[WHAT THE TASK REQUIRES]: Which lines of the records contain "this"? Collect every one of them.

[RECORDS SUPPLIED]:

>> Start

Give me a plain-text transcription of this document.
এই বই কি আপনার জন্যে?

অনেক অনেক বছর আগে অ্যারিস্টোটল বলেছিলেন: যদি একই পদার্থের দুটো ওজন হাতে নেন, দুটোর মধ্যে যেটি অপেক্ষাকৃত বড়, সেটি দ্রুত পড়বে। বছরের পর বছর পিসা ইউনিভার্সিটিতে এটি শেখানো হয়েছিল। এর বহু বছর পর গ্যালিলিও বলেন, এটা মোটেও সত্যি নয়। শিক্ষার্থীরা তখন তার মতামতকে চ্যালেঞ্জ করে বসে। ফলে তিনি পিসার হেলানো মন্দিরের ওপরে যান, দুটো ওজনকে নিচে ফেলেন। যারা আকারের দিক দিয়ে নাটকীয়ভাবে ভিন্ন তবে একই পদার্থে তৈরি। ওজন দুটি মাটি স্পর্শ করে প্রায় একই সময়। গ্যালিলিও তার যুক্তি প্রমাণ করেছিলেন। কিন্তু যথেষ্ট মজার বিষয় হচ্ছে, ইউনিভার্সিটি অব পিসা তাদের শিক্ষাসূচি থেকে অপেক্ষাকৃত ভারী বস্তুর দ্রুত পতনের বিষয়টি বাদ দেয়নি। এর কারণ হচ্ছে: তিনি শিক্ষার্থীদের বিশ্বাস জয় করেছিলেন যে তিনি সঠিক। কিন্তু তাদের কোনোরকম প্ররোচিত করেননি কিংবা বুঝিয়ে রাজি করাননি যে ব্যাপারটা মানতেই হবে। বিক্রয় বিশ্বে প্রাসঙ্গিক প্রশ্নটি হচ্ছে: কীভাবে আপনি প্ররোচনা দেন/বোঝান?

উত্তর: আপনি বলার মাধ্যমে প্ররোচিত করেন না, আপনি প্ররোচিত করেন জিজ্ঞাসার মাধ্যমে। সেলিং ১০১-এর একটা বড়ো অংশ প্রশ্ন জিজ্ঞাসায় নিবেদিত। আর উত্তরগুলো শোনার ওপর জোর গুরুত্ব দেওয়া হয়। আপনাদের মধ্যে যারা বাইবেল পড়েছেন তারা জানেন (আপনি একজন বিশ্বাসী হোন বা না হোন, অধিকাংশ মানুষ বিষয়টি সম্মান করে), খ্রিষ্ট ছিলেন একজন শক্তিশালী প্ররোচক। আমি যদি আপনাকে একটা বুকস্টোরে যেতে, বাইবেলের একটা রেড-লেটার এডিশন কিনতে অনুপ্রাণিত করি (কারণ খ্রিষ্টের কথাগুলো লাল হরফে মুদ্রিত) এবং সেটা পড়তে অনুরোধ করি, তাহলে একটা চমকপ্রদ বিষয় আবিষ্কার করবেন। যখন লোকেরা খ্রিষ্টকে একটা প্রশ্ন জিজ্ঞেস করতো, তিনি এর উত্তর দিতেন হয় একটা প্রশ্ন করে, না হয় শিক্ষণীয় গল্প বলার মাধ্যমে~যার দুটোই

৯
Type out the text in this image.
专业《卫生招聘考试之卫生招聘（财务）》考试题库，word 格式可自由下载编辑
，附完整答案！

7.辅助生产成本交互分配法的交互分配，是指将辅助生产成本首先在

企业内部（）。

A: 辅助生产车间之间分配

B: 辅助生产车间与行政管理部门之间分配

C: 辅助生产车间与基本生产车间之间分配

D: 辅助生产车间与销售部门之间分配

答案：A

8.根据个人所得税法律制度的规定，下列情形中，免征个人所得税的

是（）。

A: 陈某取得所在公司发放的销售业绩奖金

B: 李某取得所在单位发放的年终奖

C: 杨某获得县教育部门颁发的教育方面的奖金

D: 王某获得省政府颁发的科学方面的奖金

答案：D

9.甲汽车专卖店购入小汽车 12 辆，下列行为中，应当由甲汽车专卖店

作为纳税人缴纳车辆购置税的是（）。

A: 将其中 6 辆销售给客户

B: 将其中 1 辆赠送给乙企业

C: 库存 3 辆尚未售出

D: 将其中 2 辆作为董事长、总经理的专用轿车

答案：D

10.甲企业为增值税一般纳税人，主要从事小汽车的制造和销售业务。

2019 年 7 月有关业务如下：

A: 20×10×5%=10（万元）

>> End

[IN RESPONSE]:
Give me a plain-text transcription of this document.
Type out the text in this image.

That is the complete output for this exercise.